(Entries taken from a collection)
# # # # # # #

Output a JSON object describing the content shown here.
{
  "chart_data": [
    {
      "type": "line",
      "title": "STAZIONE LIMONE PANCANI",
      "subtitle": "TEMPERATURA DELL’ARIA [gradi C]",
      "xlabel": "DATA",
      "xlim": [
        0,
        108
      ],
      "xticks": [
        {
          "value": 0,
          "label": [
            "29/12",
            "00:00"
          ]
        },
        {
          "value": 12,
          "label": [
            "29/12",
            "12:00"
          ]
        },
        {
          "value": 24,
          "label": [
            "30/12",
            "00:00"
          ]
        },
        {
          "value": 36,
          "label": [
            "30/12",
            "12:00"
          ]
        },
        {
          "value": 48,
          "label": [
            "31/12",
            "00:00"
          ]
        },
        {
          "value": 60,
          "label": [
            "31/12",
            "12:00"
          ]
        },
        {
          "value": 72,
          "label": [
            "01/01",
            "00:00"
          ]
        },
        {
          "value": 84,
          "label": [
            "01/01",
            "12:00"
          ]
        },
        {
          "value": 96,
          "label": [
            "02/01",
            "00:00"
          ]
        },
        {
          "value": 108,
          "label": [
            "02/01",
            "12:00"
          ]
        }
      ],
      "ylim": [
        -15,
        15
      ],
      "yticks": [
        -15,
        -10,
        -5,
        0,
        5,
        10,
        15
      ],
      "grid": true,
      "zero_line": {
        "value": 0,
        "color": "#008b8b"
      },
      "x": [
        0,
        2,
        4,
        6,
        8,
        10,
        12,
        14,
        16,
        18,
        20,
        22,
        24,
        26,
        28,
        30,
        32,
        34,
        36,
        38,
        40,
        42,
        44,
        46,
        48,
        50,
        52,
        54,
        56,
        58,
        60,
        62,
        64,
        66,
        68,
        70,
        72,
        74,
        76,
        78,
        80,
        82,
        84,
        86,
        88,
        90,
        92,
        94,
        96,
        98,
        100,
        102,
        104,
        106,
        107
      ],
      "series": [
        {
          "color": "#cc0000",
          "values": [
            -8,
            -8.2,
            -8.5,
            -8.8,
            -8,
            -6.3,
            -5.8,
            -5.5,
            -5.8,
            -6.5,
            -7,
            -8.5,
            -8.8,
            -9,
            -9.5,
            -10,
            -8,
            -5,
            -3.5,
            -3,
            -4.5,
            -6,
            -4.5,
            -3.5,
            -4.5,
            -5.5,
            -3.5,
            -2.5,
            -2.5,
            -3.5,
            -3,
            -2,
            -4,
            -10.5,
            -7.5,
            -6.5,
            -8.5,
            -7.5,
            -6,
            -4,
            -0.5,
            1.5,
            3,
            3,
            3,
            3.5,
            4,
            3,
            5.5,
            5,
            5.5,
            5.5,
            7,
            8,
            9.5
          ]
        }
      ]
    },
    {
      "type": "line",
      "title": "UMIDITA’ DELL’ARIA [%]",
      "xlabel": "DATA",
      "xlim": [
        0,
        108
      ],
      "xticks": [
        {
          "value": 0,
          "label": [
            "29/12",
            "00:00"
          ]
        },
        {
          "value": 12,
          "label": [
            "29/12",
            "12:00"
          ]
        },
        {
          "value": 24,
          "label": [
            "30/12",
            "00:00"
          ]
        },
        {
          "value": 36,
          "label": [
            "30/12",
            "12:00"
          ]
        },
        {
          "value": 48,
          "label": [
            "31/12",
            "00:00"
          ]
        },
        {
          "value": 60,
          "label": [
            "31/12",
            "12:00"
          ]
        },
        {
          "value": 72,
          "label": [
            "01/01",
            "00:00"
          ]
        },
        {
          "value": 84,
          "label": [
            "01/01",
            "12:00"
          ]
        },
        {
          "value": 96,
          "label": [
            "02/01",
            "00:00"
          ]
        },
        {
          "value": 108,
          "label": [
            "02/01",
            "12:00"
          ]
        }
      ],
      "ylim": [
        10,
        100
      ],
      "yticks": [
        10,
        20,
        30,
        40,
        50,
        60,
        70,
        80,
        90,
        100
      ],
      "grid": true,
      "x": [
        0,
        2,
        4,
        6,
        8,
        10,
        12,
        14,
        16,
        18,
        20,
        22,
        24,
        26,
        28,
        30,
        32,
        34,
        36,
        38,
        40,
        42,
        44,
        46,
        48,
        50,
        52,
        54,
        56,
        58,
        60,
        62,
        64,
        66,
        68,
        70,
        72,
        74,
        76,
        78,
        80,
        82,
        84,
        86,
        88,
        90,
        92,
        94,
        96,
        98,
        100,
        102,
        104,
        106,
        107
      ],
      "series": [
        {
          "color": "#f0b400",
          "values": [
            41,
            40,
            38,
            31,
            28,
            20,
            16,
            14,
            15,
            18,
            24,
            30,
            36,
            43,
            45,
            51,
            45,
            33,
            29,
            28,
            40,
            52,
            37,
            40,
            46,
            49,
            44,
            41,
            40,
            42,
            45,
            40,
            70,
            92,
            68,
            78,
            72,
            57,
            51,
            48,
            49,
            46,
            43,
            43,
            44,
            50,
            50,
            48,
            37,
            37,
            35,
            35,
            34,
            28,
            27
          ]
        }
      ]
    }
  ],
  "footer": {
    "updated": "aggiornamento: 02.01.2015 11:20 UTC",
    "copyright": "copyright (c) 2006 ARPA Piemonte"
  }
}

# # # # # # #

Written request
Reproduce each entry exactly, leaving out nothing.

The result
Output a JSON object describing the content shown here.
{
  "chart_data": [
    {
      "type": "line",
      "title": "STAZIONE LIMONE PANCANI",
      "subtitle": "TEMPERATURA DELL’ARIA [gradi C]",
      "xlabel": "DATA",
      "xlim": [
        0,
        108
      ],
      "xticks": [
        {
          "value": 0,
          "label": [
            "29/12",
            "00:00"
          ]
        },
        {
          "value": 12,
          "label": [
            "29/12",
            "12:00"
          ]
        },
        {
          "value": 24,
          "label": [
            "30/12",
            "00:00"
          ]
        },
        {
          "value": 36,
          "label": [
            "30/12",
            "12:00"
          ]
        },
        {
          "value": 48,
          "label": [
            "31/12",
            "00:00"
          ]
        },
        {
          "value": 60,
          "label": [
            "31/12",
            "12:00"
          ]
        },
        {
          "value": 72,
          "label": [
            "01/01",
            "00:00"
          ]
        },
        {
          "value": 84,
          "label": [
            "01/01",
            "12:00"
          ]
        },
        {
          "value": 96,
          "label": [
            "02/01",
            "00:00"
          ]
        },
        {
          "value": 108,
          "label": [
            "02/01",
            "12:00"
          ]
        }
      ],
      "ylim": [
        -15,
        15
      ],
      "yticks": [
        -15,
        -10,
        -5,
        0,
        5,
        10,
        15
      ],
      "grid": true,
      "zero_line": {
        "value": 0,
        "color": "#008b8b"
      },
      "x": [
        0,
        2,
        4,
        6,
        8,
        10,
        12,
        14,
        16,
        18,
        20,
        22,
        24,
        26,
        28,
        30,
        32,
        34,
        36,
        38,
        40,
        42,
        44,
        46,
        48,
        50,
        52,
        54,
        56,
        58,
        60,
        62,
        64,
        66,
        68,
        70,
        72,
        74,
        76,
        78,
        80,
        82,
        84,
        86,
        88,
        90,
        92,
        94,
        96,
        98,
        100,
        102,
        104,
        106,
        107
      ],
      "series": [
        {
          "color": "#cc0000",
          "values": [
            -8,
            -8.2,
            -8.5,
            -8.8,
            -8,
            -6.3,
            -5.8,
            -5.5,
            -5.8,
            -6.5,
            -7,
            -8.5,
            -8.8,
            -9,
            -9.5,
            -10,
            -8,
            -5,
            -3.5,
            -3,
            -4.5,
            -6,
            -4.5,
            -3.5,
            -4.5,
            -5.5,
            -3.5,
            -2.5,
            -2.5,
            -3.5,
            -3,
            -2,
            -4,
            -10.5,
            -7.5,
            -6.5,
            -8.5,
            -7.5,
            -6,
            -4,
            -0.5,
            1.5,
            3,
            3,
            3,
            3.5,
            4,
            3,
            5.5,
            5,
            5.5,
            5.5,
            7,
            8,
            9.5
          ]
        }
      ]
    },
    {
      "type": "line",
      "title": "UMIDITA’ DELL’ARIA [%]",
      "xlabel": "DATA",
      "xlim": [
        0,
        108
      ],
      "xticks": [
        {
          "value": 0,
          "label": [
            "29/12",
            "00:00"
          ]
        },
        {
          "value": 12,
          "label": [
            "29/12",
            "12:00"
          ]
        },
        {
          "value": 24,
          "label": [
            "30/12",
            "00:00"
          ]
        },
        {
          "value": 36,
          "label": [
            "30/12",
            "12:00"
          ]
        },
        {
          "value": 48,
          "label": [
            "31/12",
            "00:00"
          ]
        },
        {
          "value": 60,
          "label": [
            "31/12",
            "12:00"
          ]
        },
        {
          "value": 72,
          "label": [
            "01/01",
            "00:00"
          ]
        },
        {
          "value": 84,
          "label": [
            "01/01",
            "12:00"
          ]
        },
        {
          "value": 96,
          "label": [
            "02/01",
            "00:00"
          ]
        },
        {
          "value": 108,
          "label": [
            "02/01",
            "12:00"
          ]
        }
      ],
      "ylim": [
        10,
        100
      ],
      "yticks": [
        10,
        20,
        30,
        40,
        50,
        60,
        70,
        80,
        90,
        100
      ],
      "grid": true,
      "x": [
        0,
        2,
        4,
        6,
        8,
        10,
        12,
        14,
        16,
        18,
        20,
        22,
        24,
        26,
        28,
        30,
        32,
        34,
        36,
        38,
        40,
        42,
        44,
        46,
        48,
        50,
        52,
        54,
        56,
        58,
        60,
        62,
        64,
        66,
        68,
        70,
        72,
        74,
        76,
        78,
        80,
        82,
        84,
        86,
        88,
        90,
        92,
        94,
        96,
        98,
        100,
        102,
        104,
        106,
        107
      ],
      "series": [
        {
          "color": "#f0b400",
          "values": [
            41,
            40,
            38,
            31,
            28,
            20,
            16,
            14,
            15,
            18,
            24,
            30,
            36,
            43,
            45,
            51,
            45,
            33,
            29,
            28,
            40,
            52,
            37,
            40,
            46,
            49,
            44,
            41,
            40,
            42,
            45,
            40,
            70,
            92,
            68,
            78,
            72,
            57,
            51,
            48,
            49,
            46,
            43,
            43,
            44,
            50,
            50,
            48,
            37,
            37,
            35,
            35,
            34,
            28,
            27
          ]
        }
      ]
    }
  ],
  "footer": {
    "updated": "aggiornamento: 02.01.2015 11:20 UTC",
    "copyright": "copyright (c) 2006 ARPA Piemonte"
  }
}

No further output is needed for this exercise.